To be done |
Locate the word "Sauris" in the material, then show every line that holds it.

Material shown |

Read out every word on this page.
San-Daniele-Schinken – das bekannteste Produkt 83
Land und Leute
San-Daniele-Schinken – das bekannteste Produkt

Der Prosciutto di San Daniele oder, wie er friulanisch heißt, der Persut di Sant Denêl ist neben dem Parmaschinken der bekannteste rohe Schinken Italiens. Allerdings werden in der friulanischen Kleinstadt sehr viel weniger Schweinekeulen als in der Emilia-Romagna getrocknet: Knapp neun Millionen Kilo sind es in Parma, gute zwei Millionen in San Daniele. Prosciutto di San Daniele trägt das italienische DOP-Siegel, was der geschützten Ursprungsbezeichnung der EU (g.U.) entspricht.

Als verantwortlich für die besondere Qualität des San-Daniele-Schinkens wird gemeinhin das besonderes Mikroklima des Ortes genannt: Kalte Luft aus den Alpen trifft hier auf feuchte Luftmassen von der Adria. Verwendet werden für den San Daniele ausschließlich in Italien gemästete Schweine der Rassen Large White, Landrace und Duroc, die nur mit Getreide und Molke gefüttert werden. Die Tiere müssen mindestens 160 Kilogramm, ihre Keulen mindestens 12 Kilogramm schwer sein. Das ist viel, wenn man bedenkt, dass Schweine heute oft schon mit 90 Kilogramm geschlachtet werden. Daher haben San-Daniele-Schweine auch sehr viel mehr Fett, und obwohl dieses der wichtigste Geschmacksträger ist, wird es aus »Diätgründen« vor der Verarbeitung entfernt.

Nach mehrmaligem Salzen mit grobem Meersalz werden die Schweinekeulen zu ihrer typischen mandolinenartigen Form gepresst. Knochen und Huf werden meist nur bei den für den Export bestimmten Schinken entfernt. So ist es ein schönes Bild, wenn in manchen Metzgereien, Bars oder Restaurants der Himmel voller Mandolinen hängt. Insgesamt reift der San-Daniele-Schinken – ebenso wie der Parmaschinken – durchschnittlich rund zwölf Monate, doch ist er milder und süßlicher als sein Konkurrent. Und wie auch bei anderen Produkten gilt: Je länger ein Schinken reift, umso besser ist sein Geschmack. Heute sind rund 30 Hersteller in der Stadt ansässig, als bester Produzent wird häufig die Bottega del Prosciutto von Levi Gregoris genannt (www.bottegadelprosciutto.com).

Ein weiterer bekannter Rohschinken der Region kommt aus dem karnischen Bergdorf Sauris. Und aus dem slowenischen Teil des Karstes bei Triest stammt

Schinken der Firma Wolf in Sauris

Written response |
Ein weiterer bekannter Rohschinken der Region kommt aus dem karnischen Bergdorf Sauris. Und aus dem slowenischen Teil des Karstes bei Triest stammt
Schinken der Firma Wolf in Sauris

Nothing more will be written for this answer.